10人のパネラーに、上記乳飲料A〜Dと、対照として用意したβ−1,3−1,4−グルカン含有組成物無添加の低脂肪乳を舐めさせ、その乳風味強度及び乳味質について、それぞれ下記のパネラー評価基準により評価させ、その合計点数について下記評価基準で評価を行ない、それらの結果を表1に記載した。
対照に比べあきらかに強化された乳風味を感じる・・ 2点
対照に比べ若干強化された乳風味を感じる・・・・・ 1点
対照とほぼ同じ程度の乳風味を感じる・・・・・・・ 0点
対照より弱い乳風味を感じる・・・・・・・・・・ −1点
乳風味を感じない・・・・・・・・・・・・・・・ −2点
(乳風味強度評価基準)
◎+ :10人のパネラーの合計点が17〜20点
◎ :10人のパネラーの合計点が13〜16点
○ :10人のパネラーの合計点が10〜12点
△ :10人のパネラーの合計点が5〜9点
× :10人のパネラーの合計点が0〜4点
××:10人のパネラーの合計点が0点未満
乳風味以外の風味を全く感じない・・・・・・・・・・・・・・・・・2点
乳風味以外の風味を感じるが、乳風味として違和感がない・・・・・・1点
乳風味以外の異味・雑味を感じ、且つ乳風味として違和感がある・・・0点
耐えがたい異味・雑味を感じる・・・・・・・・・・・・・・・・・−1点
(乳味質評価基準)

### 問題:
1. 乳飲料の評価についての本文で、対照として用意されたものは何か。
2. 乳飲料の評価についての本文を、最後の行の後から書き継げ。

### 保存データ:
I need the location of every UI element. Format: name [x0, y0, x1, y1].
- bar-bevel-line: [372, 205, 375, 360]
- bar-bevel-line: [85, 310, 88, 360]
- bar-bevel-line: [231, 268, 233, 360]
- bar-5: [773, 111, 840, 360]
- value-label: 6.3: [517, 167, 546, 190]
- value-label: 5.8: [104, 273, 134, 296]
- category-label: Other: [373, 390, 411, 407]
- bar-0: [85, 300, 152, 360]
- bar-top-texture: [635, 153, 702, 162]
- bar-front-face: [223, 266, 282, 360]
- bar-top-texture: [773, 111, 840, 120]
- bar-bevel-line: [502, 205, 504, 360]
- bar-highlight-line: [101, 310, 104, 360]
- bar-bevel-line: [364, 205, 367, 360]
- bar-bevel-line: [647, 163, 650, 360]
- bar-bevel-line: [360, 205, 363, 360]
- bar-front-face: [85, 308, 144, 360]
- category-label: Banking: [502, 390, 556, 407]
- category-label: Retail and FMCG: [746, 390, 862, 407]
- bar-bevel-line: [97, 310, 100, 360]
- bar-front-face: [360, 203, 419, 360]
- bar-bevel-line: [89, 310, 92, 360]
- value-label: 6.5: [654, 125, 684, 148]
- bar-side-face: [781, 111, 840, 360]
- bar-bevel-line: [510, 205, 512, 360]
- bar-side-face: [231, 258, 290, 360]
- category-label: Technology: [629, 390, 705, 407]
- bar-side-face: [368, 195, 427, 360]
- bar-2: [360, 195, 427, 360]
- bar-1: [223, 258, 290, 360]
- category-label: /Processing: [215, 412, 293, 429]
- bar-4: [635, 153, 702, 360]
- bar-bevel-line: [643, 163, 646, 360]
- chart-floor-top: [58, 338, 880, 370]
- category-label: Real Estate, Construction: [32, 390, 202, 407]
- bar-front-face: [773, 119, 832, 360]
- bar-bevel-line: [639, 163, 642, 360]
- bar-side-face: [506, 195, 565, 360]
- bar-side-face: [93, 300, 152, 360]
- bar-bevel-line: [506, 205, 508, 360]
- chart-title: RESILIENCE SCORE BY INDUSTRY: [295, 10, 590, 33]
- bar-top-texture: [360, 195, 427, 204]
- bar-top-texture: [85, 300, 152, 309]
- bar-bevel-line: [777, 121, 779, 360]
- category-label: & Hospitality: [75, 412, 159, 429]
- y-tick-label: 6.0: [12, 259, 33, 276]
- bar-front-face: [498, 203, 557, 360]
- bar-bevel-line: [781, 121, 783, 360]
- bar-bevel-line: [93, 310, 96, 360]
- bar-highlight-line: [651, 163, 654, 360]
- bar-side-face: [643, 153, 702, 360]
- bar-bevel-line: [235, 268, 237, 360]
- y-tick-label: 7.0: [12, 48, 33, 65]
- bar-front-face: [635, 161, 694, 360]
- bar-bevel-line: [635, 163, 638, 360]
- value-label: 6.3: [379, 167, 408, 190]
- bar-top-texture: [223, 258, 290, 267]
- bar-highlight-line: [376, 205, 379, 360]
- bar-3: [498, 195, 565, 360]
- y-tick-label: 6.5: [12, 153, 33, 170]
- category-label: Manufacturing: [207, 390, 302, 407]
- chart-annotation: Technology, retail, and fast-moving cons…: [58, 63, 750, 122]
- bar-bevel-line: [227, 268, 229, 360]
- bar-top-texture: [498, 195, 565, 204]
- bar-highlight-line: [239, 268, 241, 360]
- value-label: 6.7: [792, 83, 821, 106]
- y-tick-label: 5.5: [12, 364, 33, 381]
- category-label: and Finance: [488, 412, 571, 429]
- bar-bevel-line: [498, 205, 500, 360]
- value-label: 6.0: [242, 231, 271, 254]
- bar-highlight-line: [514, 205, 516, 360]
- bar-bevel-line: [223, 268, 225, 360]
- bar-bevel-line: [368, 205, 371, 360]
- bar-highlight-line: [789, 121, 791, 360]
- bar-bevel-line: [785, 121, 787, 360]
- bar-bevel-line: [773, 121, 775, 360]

### 各問の解答:
1. β−1,3−1,4−グルカン含有組成物無添加の低脂肪乳である。

2.
◎ :10人のパネラーの合計点が16〜20点
○ :10人のパネラーの合計点が10〜15点
△ :10人のパネラーの合計点が5〜9点
× :10人のパネラーの合計点が0〜4点
××:10人のパネラーの合計点が0点未満
市販レギュラーコーヒー(粉末)45質量部を、お湯620質量部で抽出し、コーヒー抽出液を得た。このコーヒー抽出液370質量部に、砂糖35量部、牛乳(乳固形分:12.8質量%)95質量部、及び前記β−1,3−1,4−グルカン含有組成物B0.5質量部を添加し、混合、溶解してコーヒー飲料Aを得た(固形分に占める乳固形分:17質量%)。
一方、β−1,3−1,4−グルカン含有組成物Bを無添加とした以外は同様の配合・製法で、対照のコーヒー飲料Bを得た。
コーヒー飲料Aとコーヒー飲料Bを比較試飲したところ、コーヒー飲料Aは、コーヒー飲料Bに比較して良好な乳風味が強く感じられた。
市販の紅茶葉6.5質量部を、お湯500質量部で抽出し、紅茶抽出液を得た。この紅茶抽出液370質量部に、砂糖20質量部、牛乳(乳固形分:12.8質量%)50質量部、及び前記β−1,3−1,4−グルカン含有組成物B0.5質量部を加え、ミルクティーAを作製した(固形分に占める乳固形分:24質量%)。
尚、β−1,3−1,4−グルカン含有組成物Bを無添加とした以外は同様の配合・製法で、対照のミルクティーBを得た。
ミルクティーAとミルクティーBを比較試飲したところ、ミルクティーAは、ミルクティーBに比較して良好な乳風味が強く感じられた。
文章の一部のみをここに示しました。